All of the material below is to be retyped exactly.

## Begin Source data

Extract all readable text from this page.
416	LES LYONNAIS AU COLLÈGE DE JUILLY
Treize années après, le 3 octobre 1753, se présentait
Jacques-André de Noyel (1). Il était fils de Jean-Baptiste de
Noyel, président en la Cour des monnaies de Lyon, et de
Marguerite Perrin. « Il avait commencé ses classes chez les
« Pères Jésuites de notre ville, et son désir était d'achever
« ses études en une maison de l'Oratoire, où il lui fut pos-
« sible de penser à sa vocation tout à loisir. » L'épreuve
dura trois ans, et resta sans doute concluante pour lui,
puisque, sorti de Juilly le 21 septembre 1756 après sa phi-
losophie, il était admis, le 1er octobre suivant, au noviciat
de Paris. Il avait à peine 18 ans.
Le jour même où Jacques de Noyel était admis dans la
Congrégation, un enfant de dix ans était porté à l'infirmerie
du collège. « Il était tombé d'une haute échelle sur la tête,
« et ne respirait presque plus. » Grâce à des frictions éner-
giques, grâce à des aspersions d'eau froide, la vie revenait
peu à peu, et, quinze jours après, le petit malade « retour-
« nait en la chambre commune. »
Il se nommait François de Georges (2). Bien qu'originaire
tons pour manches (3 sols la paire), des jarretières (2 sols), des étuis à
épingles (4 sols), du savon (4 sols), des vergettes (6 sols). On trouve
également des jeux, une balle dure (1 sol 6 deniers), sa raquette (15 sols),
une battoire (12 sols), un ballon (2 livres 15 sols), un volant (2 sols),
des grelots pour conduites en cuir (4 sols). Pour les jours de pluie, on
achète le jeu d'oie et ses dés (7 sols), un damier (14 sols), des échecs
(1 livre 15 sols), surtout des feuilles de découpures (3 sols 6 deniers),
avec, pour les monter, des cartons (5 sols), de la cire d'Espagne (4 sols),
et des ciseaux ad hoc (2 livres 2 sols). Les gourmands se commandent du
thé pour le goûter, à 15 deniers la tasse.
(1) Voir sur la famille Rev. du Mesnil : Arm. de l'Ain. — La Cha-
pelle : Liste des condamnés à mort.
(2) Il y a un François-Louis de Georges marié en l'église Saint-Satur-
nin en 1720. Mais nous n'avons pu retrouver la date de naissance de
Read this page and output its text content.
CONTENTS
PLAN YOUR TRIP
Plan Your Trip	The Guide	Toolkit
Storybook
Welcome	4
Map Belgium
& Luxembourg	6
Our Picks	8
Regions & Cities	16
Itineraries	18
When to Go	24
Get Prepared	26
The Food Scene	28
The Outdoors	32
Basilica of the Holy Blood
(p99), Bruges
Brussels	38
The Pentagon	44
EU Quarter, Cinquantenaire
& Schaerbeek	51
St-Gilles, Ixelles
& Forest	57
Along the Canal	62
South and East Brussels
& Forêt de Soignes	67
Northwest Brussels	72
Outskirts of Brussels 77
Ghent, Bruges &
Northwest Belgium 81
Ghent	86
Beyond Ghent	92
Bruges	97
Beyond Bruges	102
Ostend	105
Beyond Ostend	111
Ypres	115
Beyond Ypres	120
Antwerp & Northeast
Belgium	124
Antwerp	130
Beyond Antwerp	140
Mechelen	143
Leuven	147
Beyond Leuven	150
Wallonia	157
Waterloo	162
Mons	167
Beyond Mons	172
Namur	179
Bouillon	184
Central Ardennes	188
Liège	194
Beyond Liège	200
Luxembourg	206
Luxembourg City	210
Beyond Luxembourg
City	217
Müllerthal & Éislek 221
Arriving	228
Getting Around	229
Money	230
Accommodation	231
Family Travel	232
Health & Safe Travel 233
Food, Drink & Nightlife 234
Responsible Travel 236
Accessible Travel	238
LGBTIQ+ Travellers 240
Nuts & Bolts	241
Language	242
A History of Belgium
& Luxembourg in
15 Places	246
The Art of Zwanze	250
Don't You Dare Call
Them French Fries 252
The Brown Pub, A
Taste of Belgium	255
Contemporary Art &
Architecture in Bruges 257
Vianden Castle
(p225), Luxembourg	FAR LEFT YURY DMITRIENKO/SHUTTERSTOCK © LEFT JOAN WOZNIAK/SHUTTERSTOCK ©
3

## End Source data

Response to this task
Extract all readable text from this page.
416	LES LYONNAIS AU COLLÈGE DE JUILLY
Treize années après, le 3 octobre 1753, se présentait
Jacques-André de Noyel (1). Il était fils de Jean-Baptiste de
Noyel, président en la Cour des monnaies de Lyon, et de
Marguerite Perrin. « Il avait commencé ses classes chez les
« Pères Jésuites de notre ville, et son désir était d'achever
« ses études en une maison de l'Oratoire, où il lui fut pos-
« sible de penser à sa vocation tout à loisir. » L'épreuve
dura trois ans, et resta sans doute concluante pour lui,
puisque, sorti de Juilly le 21 septembre 1756 après sa phi-
losophie, il était admis, le 1er octobre suivant, au noviciat
de Paris. Il avait à peine 18 ans.
Le jour même où Jacques de Noyel était admis dans la
Congrégation, un enfant de dix ans était porté à l'infirmerie
du collège. « Il était tombé d'une haute échelle sur la tête,
« et ne respirait presque plus. » Grâce à des frictions éner-
giques, grâce à des aspersions d'eau froide, la vie revenait
peu à peu, et, quinze jours après, le petit malade « retour-
« nait en la chambre commune. »
Il se nommait François de Georges (2). Bien qu'originaire
tons pour manches (3 sols la paire), des jarretières (2 sols), des étuis à
épingles (4 sols), du savon (4 sols), des vergettes (6 sols). On trouve
également des jeux, une balle dure (1 sol 6 deniers), sa raquette (15 sols),
une battoire (12 sols), un ballon (2 livres 15 sols), un volant (2 sols),
des grelots pour conduites en cuir (4 sols). Pour les jours de pluie, on
achète le jeu d'oie et ses dés (7 sols), un damier (14 sols), des échecs
(1 livre 15 sols), surtout des feuilles de découpures (3 sols 6 deniers),
avec, pour les monter, des cartons (5 sols), de la cire d'Espagne (4 sols),
et des ciseaux ad hoc (2 livres 2 sols). Les gourmands se commandent du
thé pour le goûter, à 15 deniers la tasse.
(1) Voir sur la famille Rev. du Mesnil : Arm. de l'Ain. — La Cha-
pelle : Liste des condamnés à mort.
(2) Il y a un François-Louis de Georges marié en l'église Saint-Satur-
nin en 1720. Mais nous n'avons pu retrouver la date de naissance de
Read this page and output its text content.
CONTENTS
PLAN YOUR TRIP
Plan Your Trip	The Guide	Toolkit
Storybook
Welcome	4
Map Belgium
& Luxembourg	6
Our Picks	8
Regions & Cities	16
Itineraries	18
When to Go	24
Get Prepared	26
The Food Scene	28
The Outdoors	32
Basilica of the Holy Blood
(p99), Bruges
Brussels	38
The Pentagon	44
EU Quarter, Cinquantenaire
& Schaerbeek	51
St-Gilles, Ixelles
& Forest	57
Along the Canal	62
South and East Brussels
& Forêt de Soignes	67
Northwest Brussels	72
Outskirts of Brussels 77
Ghent, Bruges &
Northwest Belgium 81
Ghent	86
Beyond Ghent	92
Bruges	97
Beyond Bruges	102
Ostend	105
Beyond Ostend	111
Ypres	115
Beyond Ypres	120
Antwerp & Northeast
Belgium	124
Antwerp	130
Beyond Antwerp	140
Mechelen	143
Leuven	147
Beyond Leuven	150
Wallonia	157
Waterloo	162
Mons	167
Beyond Mons	172
Namur	179
Bouillon	184
Central Ardennes	188
Liège	194
Beyond Liège	200
Luxembourg	206
Luxembourg City	210
Beyond Luxembourg
City	217
Müllerthal & Éislek 221
Arriving	228
Getting Around	229
Money	230
Accommodation	231
Family Travel	232
Health & Safe Travel 233
Food, Drink & Nightlife 234
Responsible Travel 236
Accessible Travel	238
LGBTIQ+ Travellers 240
Nuts & Bolts	241
Language	242
A History of Belgium
& Luxembourg in
15 Places	246
The Art of Zwanze	250
Don't You Dare Call
Them French Fries 252
The Brown Pub, A
Taste of Belgium	255
Contemporary Art &
Architecture in Bruges 257
Vianden Castle
(p225), Luxembourg	FAR LEFT YURY DMITRIENKO/SHUTTERSTOCK © LEFT JOAN WOZNIAK/SHUTTERSTOCK ©
3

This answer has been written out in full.